The 2011-2012 Winthrop Scholars. Photo by Elena Waters '14.
Fifteen Connecticut College seniors have been named Winthrop Scholars, the highest academic honor bestowed by the college. The scholars were recognized at a ceremony Dec. 8. All have also been chosen for membership in Phi Beta Kappa, the national honor society of undergraduate higher education, and will be initiated officially in May.
"I am very proud of each one of these students; they have all demonstrated an exceptional depth of scholarship," Connecticut College President Leo I. Higdon Jr. said. "They are leaders on campus who take advantage of all that Connecticut College has to offer. They are an inspiration to us all."
The 2011-2012 Winthrop Scholars are:
- Caroline Hemeon Abbott, a psychology major from Barnstable, Mass.

Material:

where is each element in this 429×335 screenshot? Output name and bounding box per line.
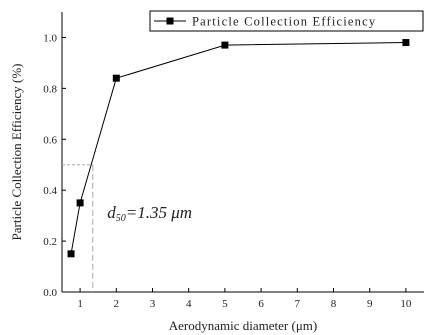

Problem details: Please translate this sentence from the Winthrop Scholars announcement into Spanish: "They are an inspiration to us all." The listing is not needed for this.

Expected answer: Son una inspiración para todos nosotros.